Report, word for word, every line of the material that contains "manteau".

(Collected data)
--- --- ---

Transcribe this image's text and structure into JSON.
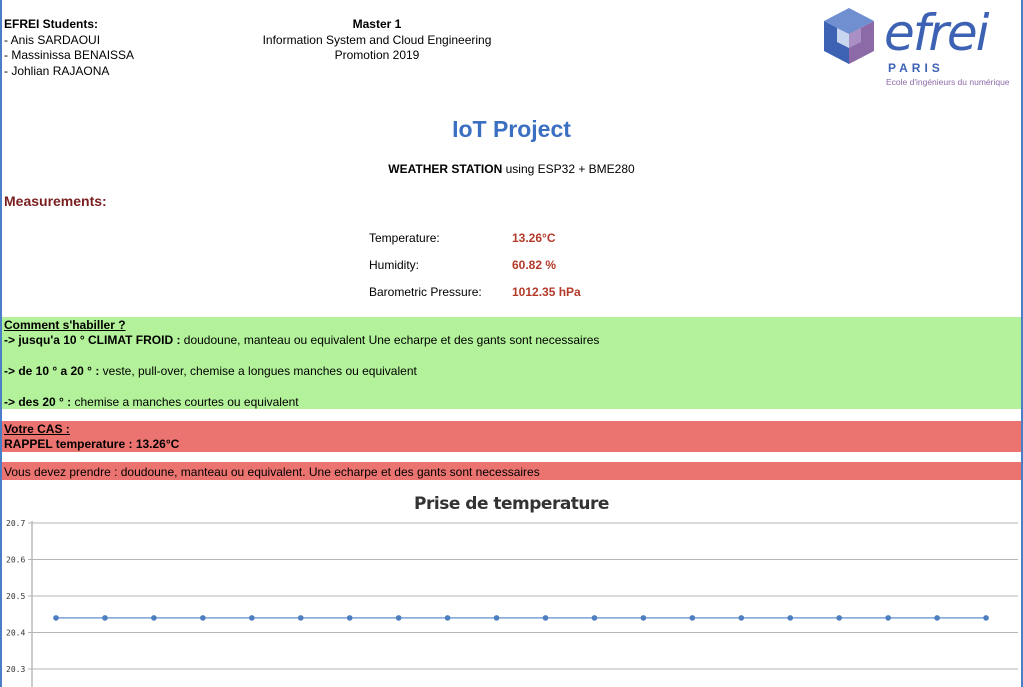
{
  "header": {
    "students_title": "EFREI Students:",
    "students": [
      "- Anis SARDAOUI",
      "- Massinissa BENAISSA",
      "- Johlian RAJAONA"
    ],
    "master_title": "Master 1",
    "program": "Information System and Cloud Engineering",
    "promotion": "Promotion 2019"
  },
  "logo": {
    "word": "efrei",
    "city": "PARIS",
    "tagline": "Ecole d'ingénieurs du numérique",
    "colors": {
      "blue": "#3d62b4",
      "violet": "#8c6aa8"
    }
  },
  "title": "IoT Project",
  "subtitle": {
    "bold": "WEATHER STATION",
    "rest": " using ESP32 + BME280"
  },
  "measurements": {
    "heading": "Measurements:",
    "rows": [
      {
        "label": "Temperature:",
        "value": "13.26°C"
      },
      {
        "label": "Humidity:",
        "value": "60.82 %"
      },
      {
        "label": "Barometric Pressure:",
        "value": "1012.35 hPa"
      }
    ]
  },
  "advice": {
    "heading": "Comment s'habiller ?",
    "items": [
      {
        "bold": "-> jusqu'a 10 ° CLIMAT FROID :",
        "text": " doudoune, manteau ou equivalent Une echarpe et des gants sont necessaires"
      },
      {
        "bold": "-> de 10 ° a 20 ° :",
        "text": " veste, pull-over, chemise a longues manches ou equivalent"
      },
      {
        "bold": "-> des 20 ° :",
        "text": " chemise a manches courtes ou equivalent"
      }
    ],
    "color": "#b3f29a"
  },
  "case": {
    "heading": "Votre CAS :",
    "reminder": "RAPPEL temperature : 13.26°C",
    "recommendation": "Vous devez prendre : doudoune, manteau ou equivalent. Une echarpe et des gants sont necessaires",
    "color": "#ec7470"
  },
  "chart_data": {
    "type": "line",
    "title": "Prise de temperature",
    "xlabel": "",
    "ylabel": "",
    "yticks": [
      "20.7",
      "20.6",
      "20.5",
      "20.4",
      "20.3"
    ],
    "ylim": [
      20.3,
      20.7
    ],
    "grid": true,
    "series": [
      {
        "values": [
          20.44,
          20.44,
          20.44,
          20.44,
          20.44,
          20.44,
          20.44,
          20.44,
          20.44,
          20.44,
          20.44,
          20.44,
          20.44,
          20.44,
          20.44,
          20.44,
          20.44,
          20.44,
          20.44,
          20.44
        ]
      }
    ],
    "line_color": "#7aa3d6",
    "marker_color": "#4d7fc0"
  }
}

--- --- ---

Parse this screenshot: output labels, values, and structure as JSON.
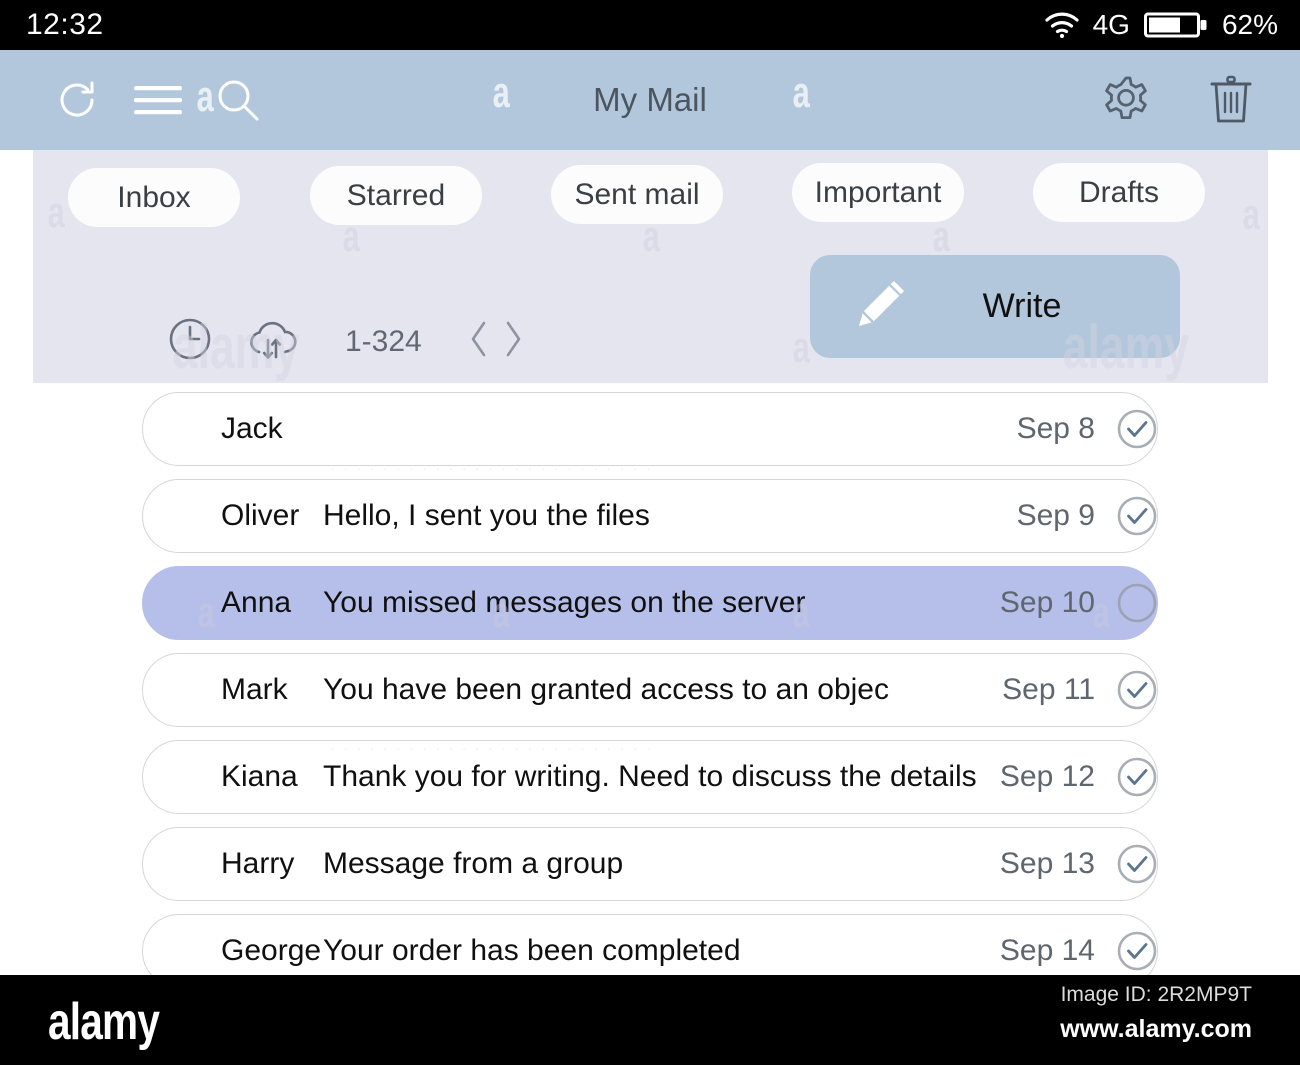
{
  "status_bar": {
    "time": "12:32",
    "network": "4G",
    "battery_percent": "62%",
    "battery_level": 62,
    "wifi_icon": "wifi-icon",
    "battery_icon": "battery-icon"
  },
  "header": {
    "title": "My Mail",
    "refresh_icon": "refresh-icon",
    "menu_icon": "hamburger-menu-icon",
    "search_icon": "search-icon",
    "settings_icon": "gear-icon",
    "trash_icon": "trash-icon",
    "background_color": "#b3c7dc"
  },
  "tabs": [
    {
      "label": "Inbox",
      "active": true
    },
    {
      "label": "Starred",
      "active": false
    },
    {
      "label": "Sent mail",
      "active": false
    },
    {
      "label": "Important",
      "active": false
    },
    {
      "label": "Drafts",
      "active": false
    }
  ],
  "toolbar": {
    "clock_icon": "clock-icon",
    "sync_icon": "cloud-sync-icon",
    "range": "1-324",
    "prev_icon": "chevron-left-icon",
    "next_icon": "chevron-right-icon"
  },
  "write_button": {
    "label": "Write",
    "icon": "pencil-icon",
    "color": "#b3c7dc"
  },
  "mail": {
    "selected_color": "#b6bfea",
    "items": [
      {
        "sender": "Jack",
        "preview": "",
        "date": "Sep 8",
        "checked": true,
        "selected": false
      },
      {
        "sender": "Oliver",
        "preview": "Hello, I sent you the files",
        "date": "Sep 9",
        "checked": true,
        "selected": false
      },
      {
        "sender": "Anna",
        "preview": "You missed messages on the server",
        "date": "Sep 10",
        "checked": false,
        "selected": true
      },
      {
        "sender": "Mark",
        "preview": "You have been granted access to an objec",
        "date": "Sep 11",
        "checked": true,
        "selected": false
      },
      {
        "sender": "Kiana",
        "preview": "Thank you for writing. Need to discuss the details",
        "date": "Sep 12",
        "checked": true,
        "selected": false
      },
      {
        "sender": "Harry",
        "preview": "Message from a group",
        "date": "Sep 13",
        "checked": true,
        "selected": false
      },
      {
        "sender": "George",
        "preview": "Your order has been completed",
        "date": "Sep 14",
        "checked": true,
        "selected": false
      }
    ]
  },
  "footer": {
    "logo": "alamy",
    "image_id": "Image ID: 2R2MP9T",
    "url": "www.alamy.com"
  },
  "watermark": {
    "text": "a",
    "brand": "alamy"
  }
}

--- --- ---

REPLY TO THE EXERCISE –
        "text": " doudoune, manteau ou equivalent Une echarpe et des gants sont necessaires"
    "recommendation": "Vous devez prendre : doudoune, manteau ou equivalent. Une echarpe et des gants sont necessaires",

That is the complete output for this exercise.